• [Aim]
Go through the material below and copy all lines with "this".

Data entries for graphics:
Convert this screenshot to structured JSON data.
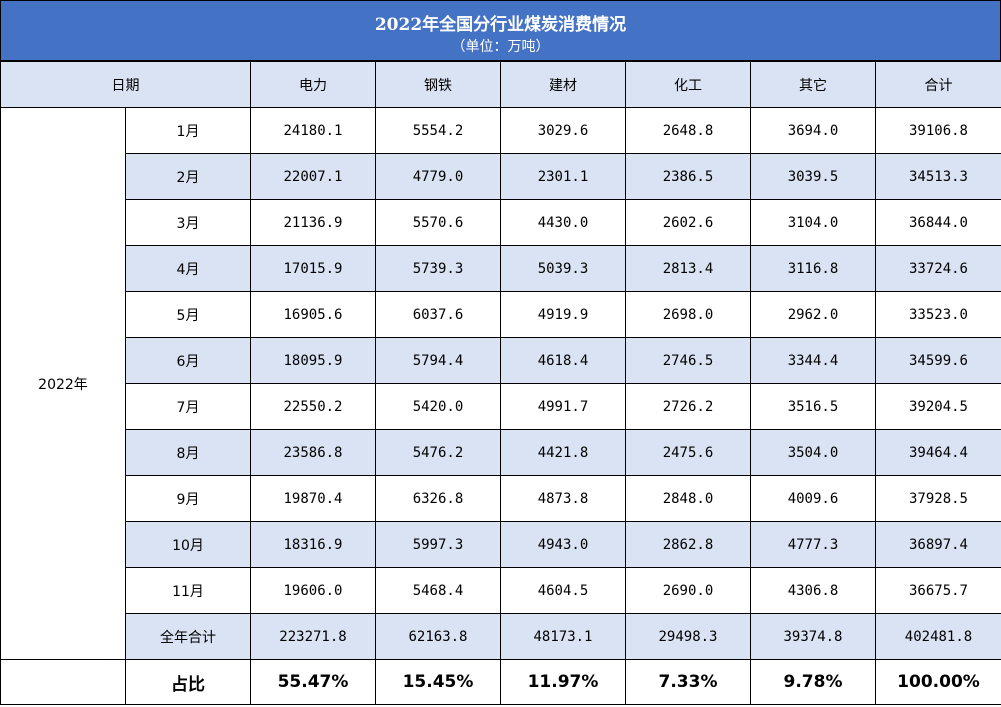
{
  "title": "2022年全国分行业煤炭消费情况",
  "subtitle": "（单位：万吨）",
  "header": {
    "date": "日期",
    "columns": [
      "电力",
      "钢铁",
      "建材",
      "化工",
      "其它",
      "合计"
    ]
  },
  "year_label": "2022年",
  "rows": [
    {
      "month": "1月",
      "values": [
        "24180.1",
        "5554.2",
        "3029.6",
        "2648.8",
        "3694.0",
        "39106.8"
      ]
    },
    {
      "month": "2月",
      "values": [
        "22007.1",
        "4779.0",
        "2301.1",
        "2386.5",
        "3039.5",
        "34513.3"
      ]
    },
    {
      "month": "3月",
      "values": [
        "21136.9",
        "5570.6",
        "4430.0",
        "2602.6",
        "3104.0",
        "36844.0"
      ]
    },
    {
      "month": "4月",
      "values": [
        "17015.9",
        "5739.3",
        "5039.3",
        "2813.4",
        "3116.8",
        "33724.6"
      ]
    },
    {
      "month": "5月",
      "values": [
        "16905.6",
        "6037.6",
        "4919.9",
        "2698.0",
        "2962.0",
        "33523.0"
      ]
    },
    {
      "month": "6月",
      "values": [
        "18095.9",
        "5794.4",
        "4618.4",
        "2746.5",
        "3344.4",
        "34599.6"
      ]
    },
    {
      "month": "7月",
      "values": [
        "22550.2",
        "5420.0",
        "4991.7",
        "2726.2",
        "3516.5",
        "39204.5"
      ]
    },
    {
      "month": "8月",
      "values": [
        "23586.8",
        "5476.2",
        "4421.8",
        "2475.6",
        "3504.0",
        "39464.4"
      ]
    },
    {
      "month": "9月",
      "values": [
        "19870.4",
        "6326.8",
        "4873.8",
        "2848.0",
        "4009.6",
        "37928.5"
      ]
    },
    {
      "month": "10月",
      "values": [
        "18316.9",
        "5997.3",
        "4943.0",
        "2862.8",
        "4777.3",
        "36897.4"
      ]
    },
    {
      "month": "11月",
      "values": [
        "19606.0",
        "5468.4",
        "4604.5",
        "2690.0",
        "4306.8",
        "36675.7"
      ]
    }
  ],
  "total": {
    "label": "全年合计",
    "values": [
      "223271.8",
      "62163.8",
      "48173.1",
      "29498.3",
      "39374.8",
      "402481.8"
    ]
  },
  "ratio": {
    "label": "占比",
    "values": [
      "55.47%",
      "15.45%",
      "11.97%",
      "7.33%",
      "9.78%",
      "100.00%"
    ]
  },
  "colors": {
    "title_bg": "#4472c4",
    "band": "#dae3f3",
    "title_text": "#ffffff"
  }
}
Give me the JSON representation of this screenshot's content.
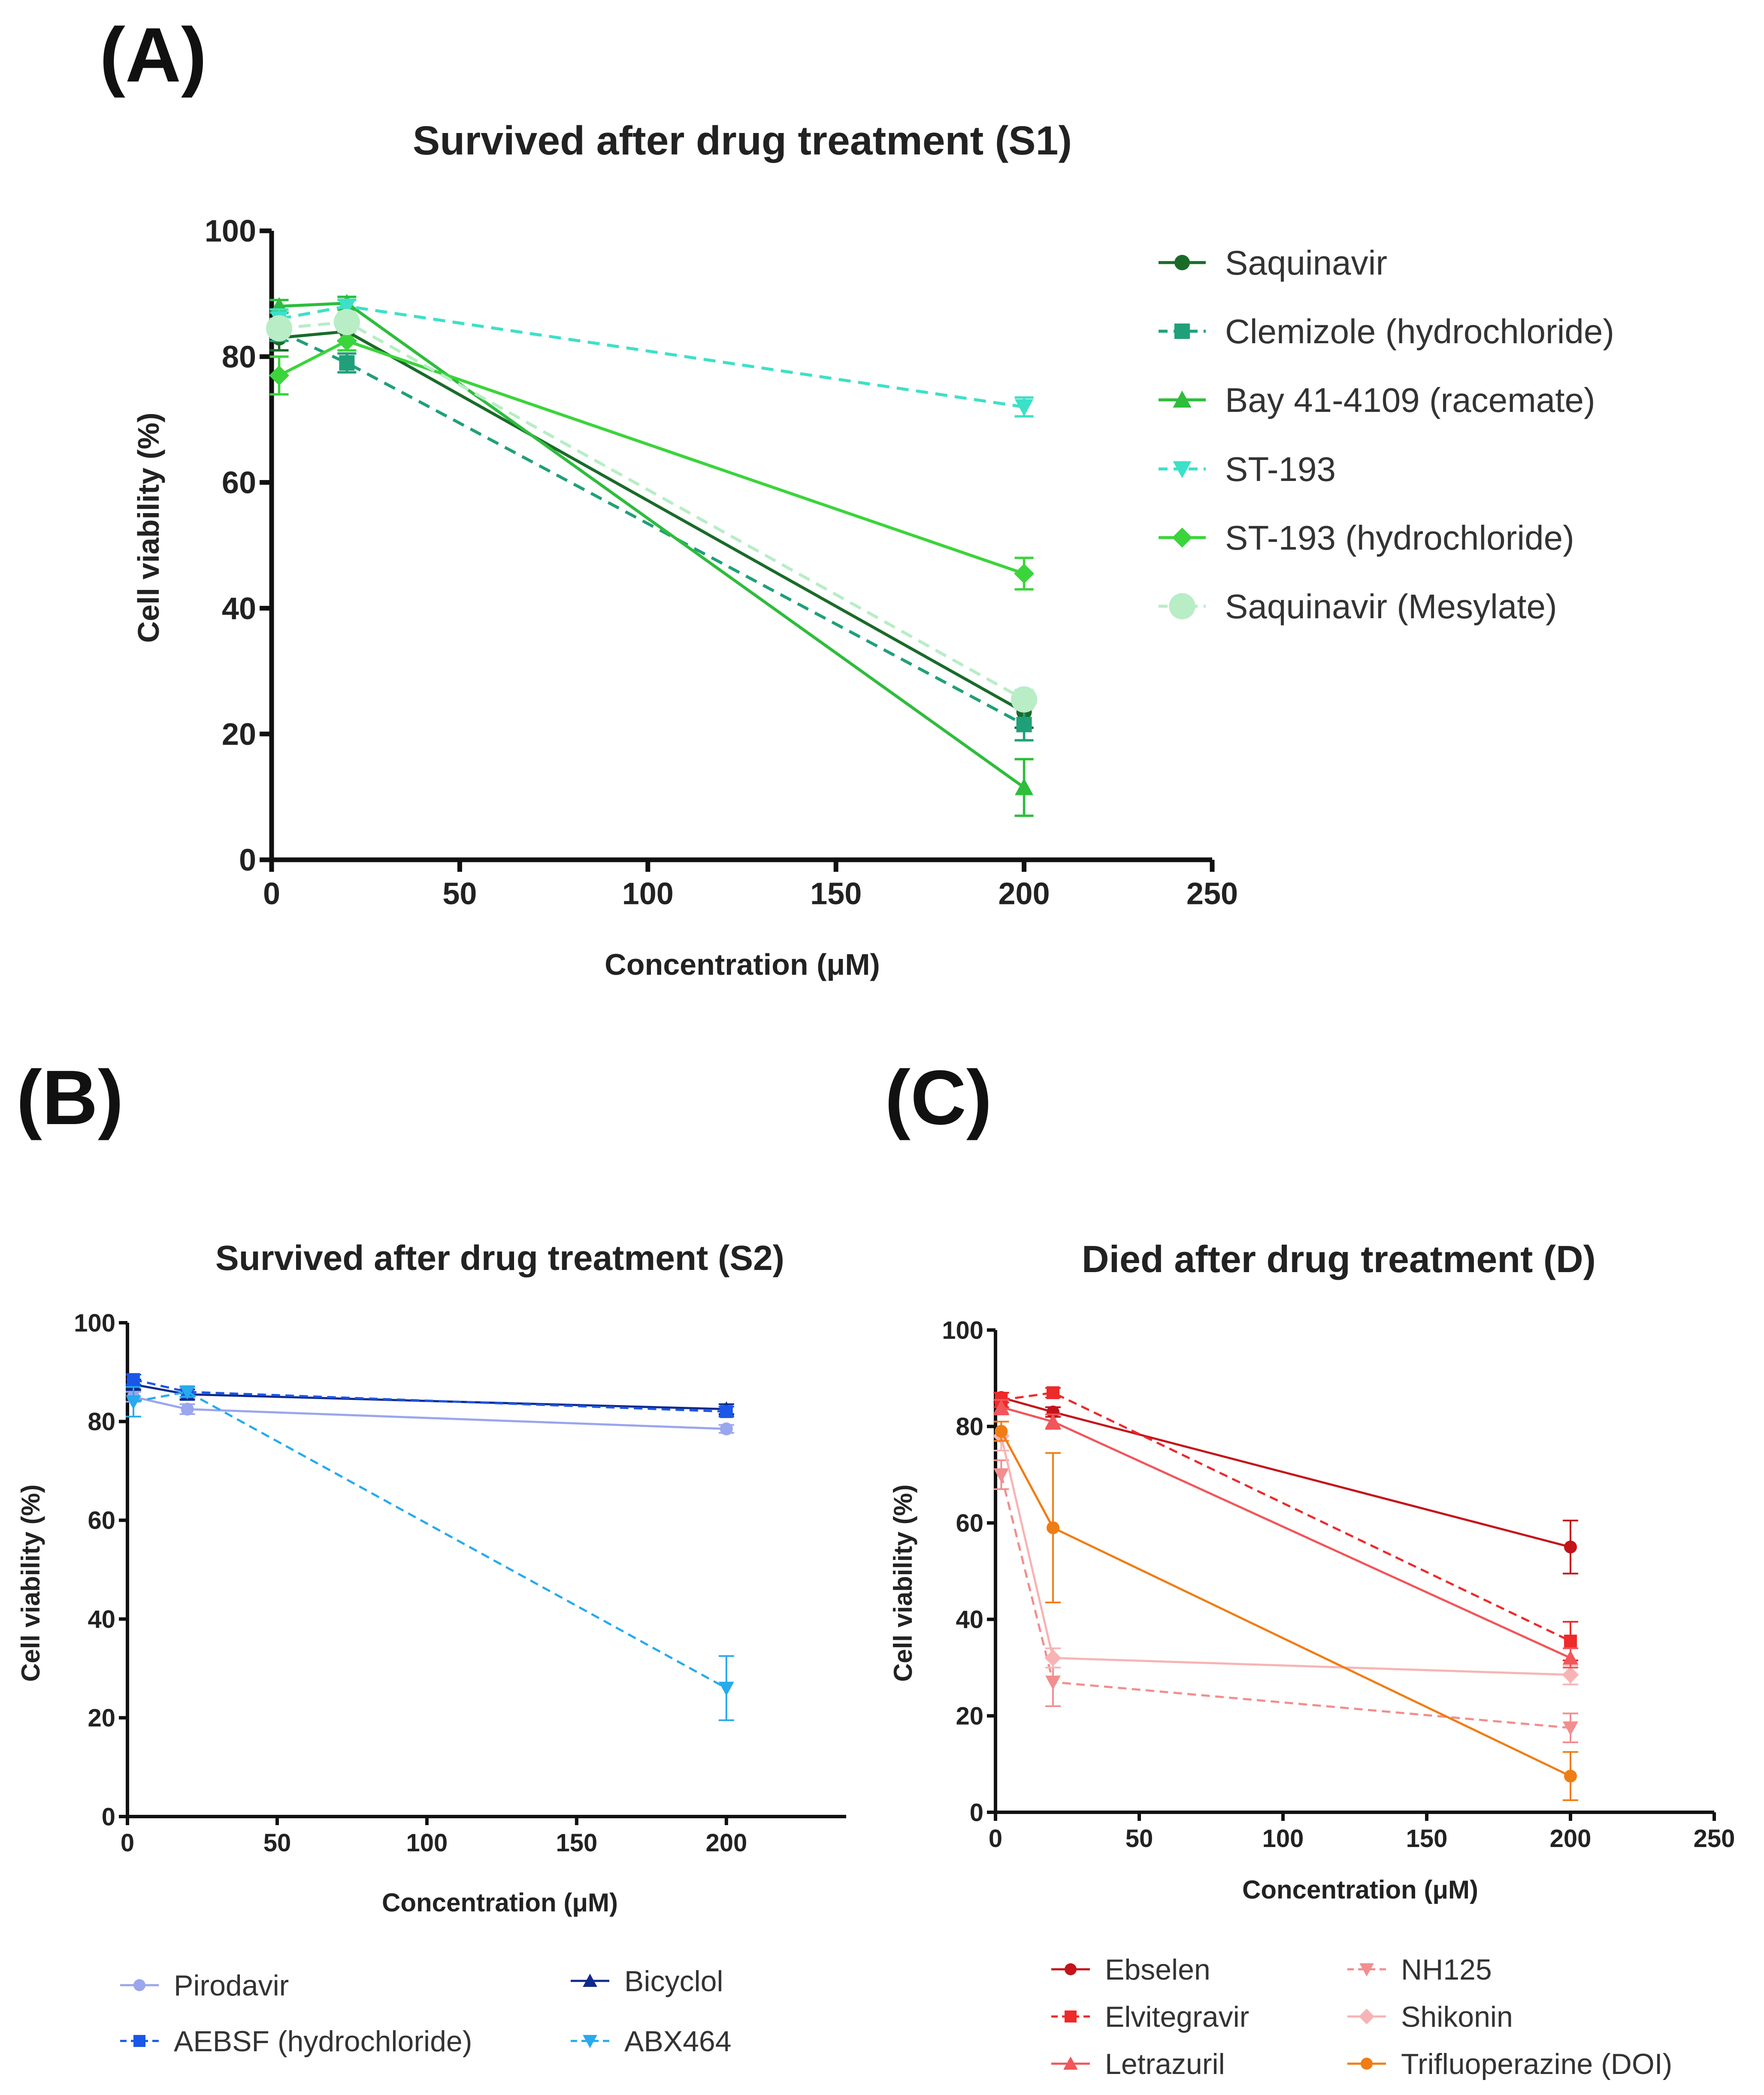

• [Answer for the task]
Convert this screenshot to structured JSON data.
Give me the JSON representation of this screenshot's content.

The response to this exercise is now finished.